▶ _What you should do_: Every line below that holds "SuToHaMus" must be copied.

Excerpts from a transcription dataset
----

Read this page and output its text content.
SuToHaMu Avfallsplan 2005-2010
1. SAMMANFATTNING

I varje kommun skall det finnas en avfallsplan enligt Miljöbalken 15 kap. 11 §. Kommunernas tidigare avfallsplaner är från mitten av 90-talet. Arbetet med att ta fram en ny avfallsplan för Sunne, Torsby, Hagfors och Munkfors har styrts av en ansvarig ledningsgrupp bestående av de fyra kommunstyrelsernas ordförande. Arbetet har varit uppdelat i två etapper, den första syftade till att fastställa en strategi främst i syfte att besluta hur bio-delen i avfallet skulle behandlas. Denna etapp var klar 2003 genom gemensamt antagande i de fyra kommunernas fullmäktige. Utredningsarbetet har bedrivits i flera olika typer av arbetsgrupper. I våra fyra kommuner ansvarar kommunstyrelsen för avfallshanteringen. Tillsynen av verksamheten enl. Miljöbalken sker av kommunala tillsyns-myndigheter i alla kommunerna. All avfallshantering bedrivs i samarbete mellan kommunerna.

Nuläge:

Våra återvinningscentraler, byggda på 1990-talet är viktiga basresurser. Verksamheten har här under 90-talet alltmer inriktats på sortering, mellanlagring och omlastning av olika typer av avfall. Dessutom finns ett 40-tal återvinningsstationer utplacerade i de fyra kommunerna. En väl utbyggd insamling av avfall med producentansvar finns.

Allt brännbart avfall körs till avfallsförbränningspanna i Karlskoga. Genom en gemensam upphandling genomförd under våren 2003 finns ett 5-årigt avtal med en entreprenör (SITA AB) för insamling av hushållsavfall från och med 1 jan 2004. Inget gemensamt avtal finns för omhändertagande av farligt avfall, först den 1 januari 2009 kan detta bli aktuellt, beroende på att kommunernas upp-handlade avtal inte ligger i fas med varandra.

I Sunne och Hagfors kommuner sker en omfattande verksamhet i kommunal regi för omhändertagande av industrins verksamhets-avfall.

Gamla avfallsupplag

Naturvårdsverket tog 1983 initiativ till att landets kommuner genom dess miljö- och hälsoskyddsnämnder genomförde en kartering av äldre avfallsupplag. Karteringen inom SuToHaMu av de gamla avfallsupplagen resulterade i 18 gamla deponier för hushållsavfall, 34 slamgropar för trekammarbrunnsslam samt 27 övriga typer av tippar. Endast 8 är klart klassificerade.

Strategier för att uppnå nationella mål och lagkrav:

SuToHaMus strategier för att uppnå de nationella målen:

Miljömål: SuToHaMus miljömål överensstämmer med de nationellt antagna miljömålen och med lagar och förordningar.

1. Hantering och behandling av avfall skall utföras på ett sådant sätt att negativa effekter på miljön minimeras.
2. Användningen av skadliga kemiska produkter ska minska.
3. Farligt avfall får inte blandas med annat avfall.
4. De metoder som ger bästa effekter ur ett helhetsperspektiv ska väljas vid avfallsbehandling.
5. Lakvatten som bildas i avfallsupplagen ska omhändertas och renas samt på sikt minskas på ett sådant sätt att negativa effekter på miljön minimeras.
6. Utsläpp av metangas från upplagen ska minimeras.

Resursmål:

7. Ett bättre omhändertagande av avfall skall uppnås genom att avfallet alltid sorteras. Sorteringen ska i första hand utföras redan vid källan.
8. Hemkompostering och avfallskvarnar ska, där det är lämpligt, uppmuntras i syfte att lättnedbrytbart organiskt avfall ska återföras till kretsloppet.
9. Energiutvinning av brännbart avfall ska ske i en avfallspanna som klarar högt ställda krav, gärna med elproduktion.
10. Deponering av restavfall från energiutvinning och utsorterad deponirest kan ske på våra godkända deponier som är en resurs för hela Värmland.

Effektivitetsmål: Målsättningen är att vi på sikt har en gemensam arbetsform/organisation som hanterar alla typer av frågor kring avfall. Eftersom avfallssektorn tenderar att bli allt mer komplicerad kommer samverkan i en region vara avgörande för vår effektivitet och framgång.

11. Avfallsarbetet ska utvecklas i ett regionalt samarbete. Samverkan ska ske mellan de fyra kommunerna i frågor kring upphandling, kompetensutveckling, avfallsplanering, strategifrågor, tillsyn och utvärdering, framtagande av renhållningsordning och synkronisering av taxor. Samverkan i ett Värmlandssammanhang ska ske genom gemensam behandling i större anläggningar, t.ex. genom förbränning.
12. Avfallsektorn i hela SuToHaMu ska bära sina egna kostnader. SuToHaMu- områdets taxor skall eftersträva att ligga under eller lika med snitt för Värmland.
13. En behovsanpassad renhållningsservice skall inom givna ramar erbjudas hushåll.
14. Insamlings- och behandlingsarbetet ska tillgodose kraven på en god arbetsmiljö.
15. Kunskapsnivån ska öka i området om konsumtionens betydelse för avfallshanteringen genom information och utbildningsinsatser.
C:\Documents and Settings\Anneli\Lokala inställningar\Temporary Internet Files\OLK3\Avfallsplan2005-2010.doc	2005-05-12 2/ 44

----

▶ _Solution for this problem_:
SuToHaMus strategier för att uppnå de nationella målen:
Miljömål: SuToHaMus miljömål överensstämmer med de nationellt antagna miljömålen och med lagar och förordningar.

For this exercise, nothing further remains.